- **GIVEN PROBLEM**
Transcribe all of the material below word for word and leave out its pictures.

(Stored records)
═══
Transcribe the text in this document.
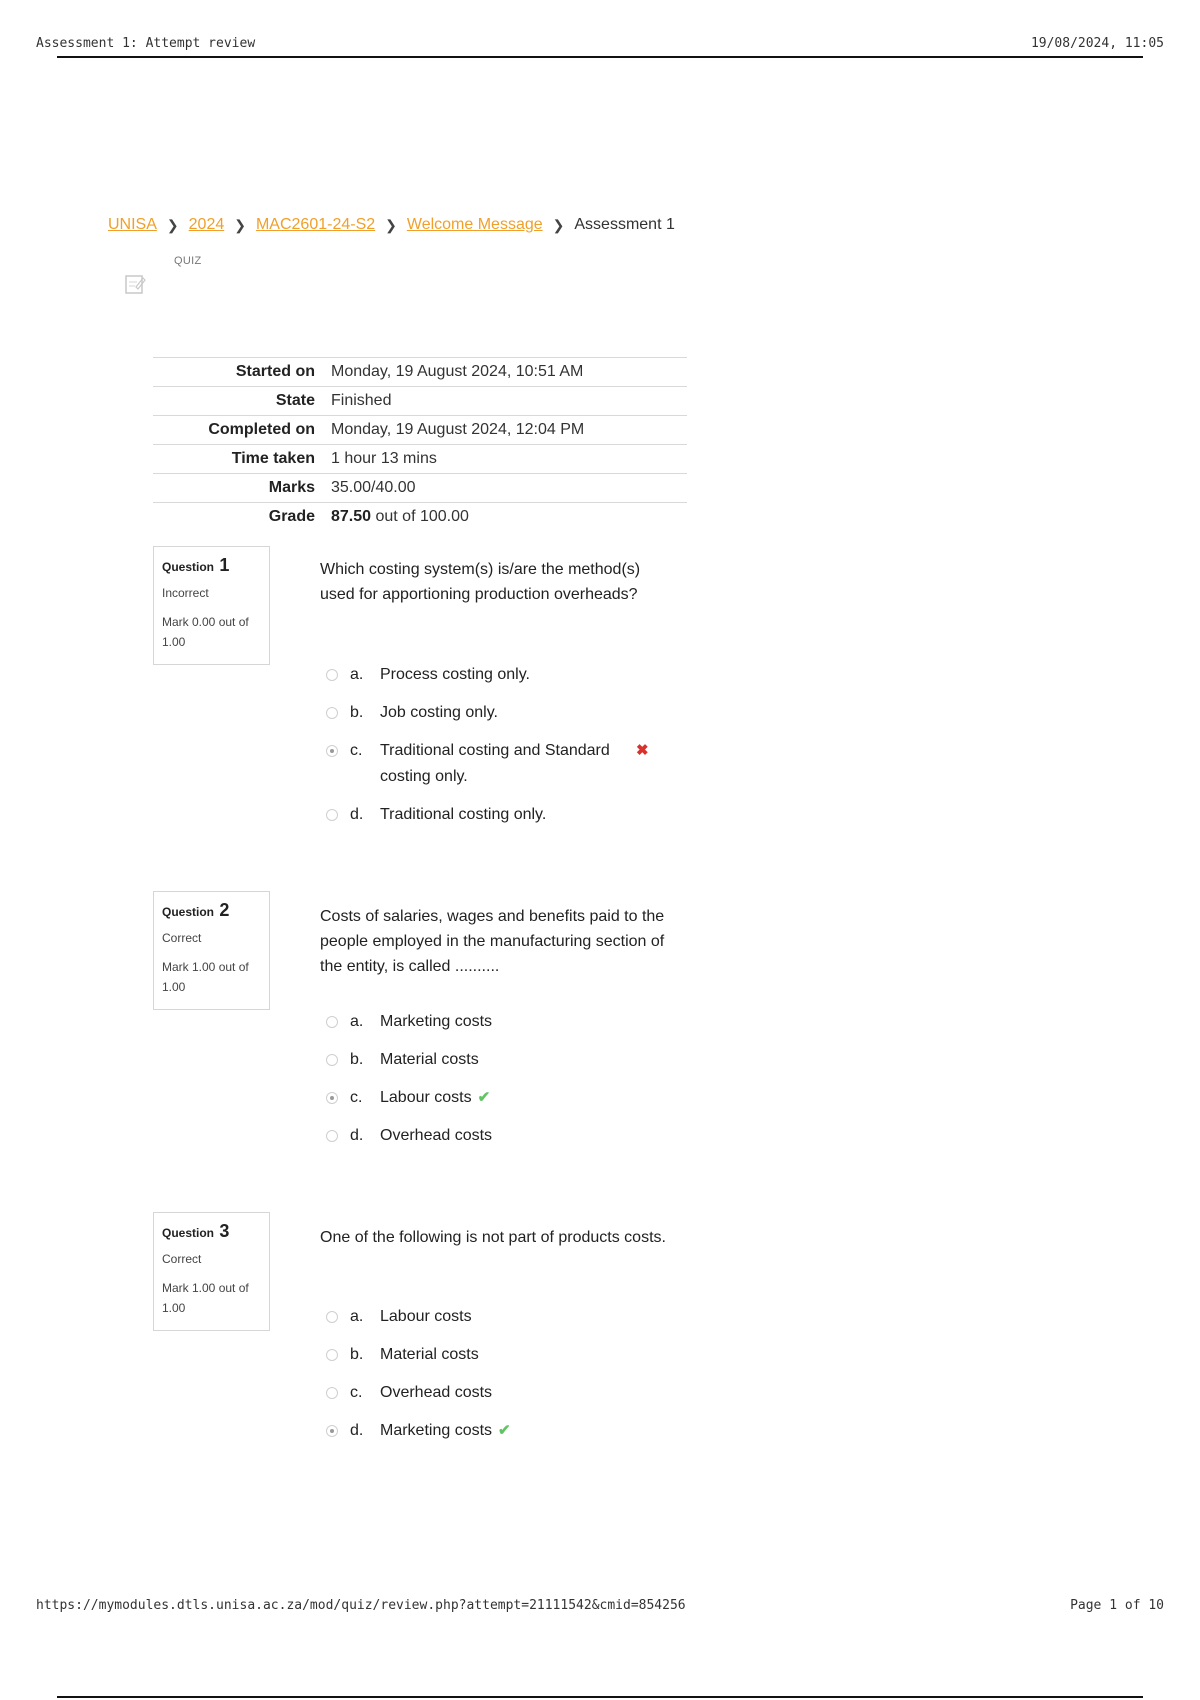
Assessment 1: Attempt review	19/08/2024, 11:05
UNISA ❯ 2024 ❯ MAC2601-24-S2 ❯ Welcome Message ❯ Assessment 1
QUIZ
Started on	Monday, 19 August 2024, 10:51 AM
State	Finished
Completed on	Monday, 19 August 2024, 12:04 PM
Time taken	1 hour 13 mins
Marks	35.00/40.00
Grade	87.50 out of 100.00
Question 1
Incorrect
Mark 0.00 out of 1.00
Which costing system(s) is/are the method(s) used for apportioning production overheads?
a.	Process costing only.
b.	Job costing only.
c.	Traditional costing and Standard costing only.
✖
d.	Traditional costing only.
Question 2
Correct
Mark 1.00 out of 1.00
Costs of salaries, wages and benefits paid to the people employed in the manufacturing section of the entity, is called ..........
a.	Marketing costs
b.	Material costs
c.	Labour costs ✔
d.	Overhead costs
Question 3
Correct
Mark 1.00 out of 1.00
One of the following is not part of products costs.
a.	Labour costs
b.	Material costs
c.	Overhead costs
d.	Marketing costs ✔
https://mymodules.dtls.unisa.ac.za/mod/quiz/review.php?attempt=21111542&cmid=854256	Page 1 of 10
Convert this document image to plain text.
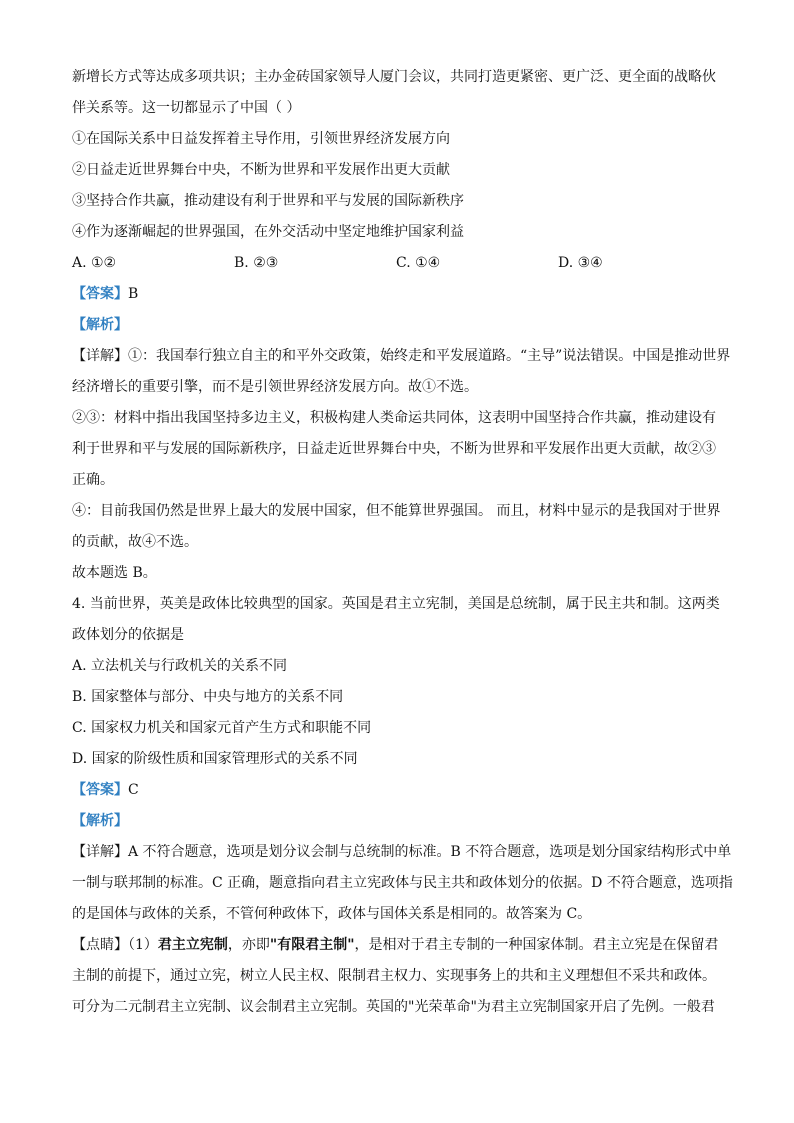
新增长方式等达成多项共识；主办金砖国家领导人厦门会议，共同打造更紧密、更广泛、更全面的战略伙
伴关系等。这一切都显示了中国（ ）
①在国际关系中日益发挥着主导作用，引领世界经济发展方向
②日益走近世界舞台中央，不断为世界和平发展作出更大贡献
③坚持合作共赢，推动建设有利于世界和平与发展的国际新秩序
④作为逐渐崛起的世界强国，在外交活动中坚定地维护国家利益
A. ①②	B. ②③	C. ①④	D. ③④
【答案】B
【解析】
【详解】①：我国奉行独立自主的和平外交政策，始终走和平发展道路。“主导”说法错误。中国是推动世界
经济增长的重要引擎，而不是引领世界经济发展方向。故①不选。
②③：材料中指出我国坚持多边主义，积极构建人类命运共同体，这表明中国坚持合作共赢，推动建设有
利于世界和平与发展的国际新秩序，日益走近世界舞台中央，不断为世界和平发展作出更大贡献，故②③
正确。
④：目前我国仍然是世界上最大的发展中国家，但不能算世界强国。 而且，材料中显示的是我国对于世界
的贡献，故④不选。
故本题选 B。
4. 当前世界，英美是政体比较典型的国家。英国是君主立宪制，美国是总统制，属于民主共和制。这两类
政体划分的依据是
A. 立法机关与行政机关的关系不同
B. 国家整体与部分、中央与地方的关系不同
C. 国家权力机关和国家元首产生方式和职能不同
D. 国家的阶级性质和国家管理形式的关系不同
【答案】C
【解析】
【详解】A 不符合题意，选项是划分议会制与总统制的标准。B 不符合题意，选项是划分国家结构形式中单
一制与联邦制的标准。C 正确，题意指向君主立宪政体与民主共和政体划分的依据。D 不符合题意，选项指
的是国体与政体的关系，不管何种政体下，政体与国体关系是相同的。故答案为 C。
【点睛】（1）君主立宪制，亦即"有限君主制"，是相对于君主专制的一种国家体制。君主立宪是在保留君
主制的前提下，通过立宪，树立人民主权、限制君主权力、实现事务上的共和主义理想但不采共和政体。
可分为二元制君主立宪制、议会制君主立宪制。英国的"光荣革命"为君主立宪制国家开启了先例。一般君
═══
- **FINISHED EXERCISE**
Transcribe the text in this document.
Assessment 1: Attempt review	19/08/2024, 11:05
UNISA ❯ 2024 ❯ MAC2601-24-S2 ❯ Welcome Message ❯ Assessment 1
QUIZ
Started on	Monday, 19 August 2024, 10:51 AM
State	Finished
Completed on	Monday, 19 August 2024, 12:04 PM
Time taken	1 hour 13 mins
Marks	35.00/40.00
Grade	87.50 out of 100.00
Question 1
Incorrect
Mark 0.00 out of 1.00
Which costing system(s) is/are the method(s) used for apportioning production overheads?
a.	Process costing only.
b.	Job costing only.
c.	Traditional costing and Standard costing only.
✖
d.	Traditional costing only.
Question 2
Correct
Mark 1.00 out of 1.00
Costs of salaries, wages and benefits paid to the people employed in the manufacturing section of the entity, is called ..........
a.	Marketing costs
b.	Material costs
c.	Labour costs ✔
d.	Overhead costs
Question 3
Correct
Mark 1.00 out of 1.00
One of the following is not part of products costs.
a.	Labour costs
b.	Material costs
c.	Overhead costs
d.	Marketing costs ✔
https://mymodules.dtls.unisa.ac.za/mod/quiz/review.php?attempt=21111542&cmid=854256	Page 1 of 10
Convert this document image to plain text.
新增长方式等达成多项共识；主办金砖国家领导人厦门会议，共同打造更紧密、更广泛、更全面的战略伙
伴关系等。这一切都显示了中国（ ）
①在国际关系中日益发挥着主导作用，引领世界经济发展方向
②日益走近世界舞台中央，不断为世界和平发展作出更大贡献
③坚持合作共赢，推动建设有利于世界和平与发展的国际新秩序
④作为逐渐崛起的世界强国，在外交活动中坚定地维护国家利益
A. ①②	B. ②③	C. ①④	D. ③④
【答案】B
【解析】
【详解】①：我国奉行独立自主的和平外交政策，始终走和平发展道路。“主导”说法错误。中国是推动世界
经济增长的重要引擎，而不是引领世界经济发展方向。故①不选。
②③：材料中指出我国坚持多边主义，积极构建人类命运共同体，这表明中国坚持合作共赢，推动建设有
利于世界和平与发展的国际新秩序，日益走近世界舞台中央，不断为世界和平发展作出更大贡献，故②③
正确。
④：目前我国仍然是世界上最大的发展中国家，但不能算世界强国。 而且，材料中显示的是我国对于世界
的贡献，故④不选。
故本题选 B。
4. 当前世界，英美是政体比较典型的国家。英国是君主立宪制，美国是总统制，属于民主共和制。这两类
政体划分的依据是
A. 立法机关与行政机关的关系不同
B. 国家整体与部分、中央与地方的关系不同
C. 国家权力机关和国家元首产生方式和职能不同
D. 国家的阶级性质和国家管理形式的关系不同
【答案】C
【解析】
【详解】A 不符合题意，选项是划分议会制与总统制的标准。B 不符合题意，选项是划分国家结构形式中单
一制与联邦制的标准。C 正确，题意指向君主立宪政体与民主共和政体划分的依据。D 不符合题意，选项指
的是国体与政体的关系，不管何种政体下，政体与国体关系是相同的。故答案为 C。
【点睛】（1）君主立宪制，亦即"有限君主制"，是相对于君主专制的一种国家体制。君主立宪是在保留君
主制的前提下，通过立宪，树立人民主权、限制君主权力、实现事务上的共和主义理想但不采共和政体。
可分为二元制君主立宪制、议会制君主立宪制。英国的"光荣革命"为君主立宪制国家开启了先例。一般君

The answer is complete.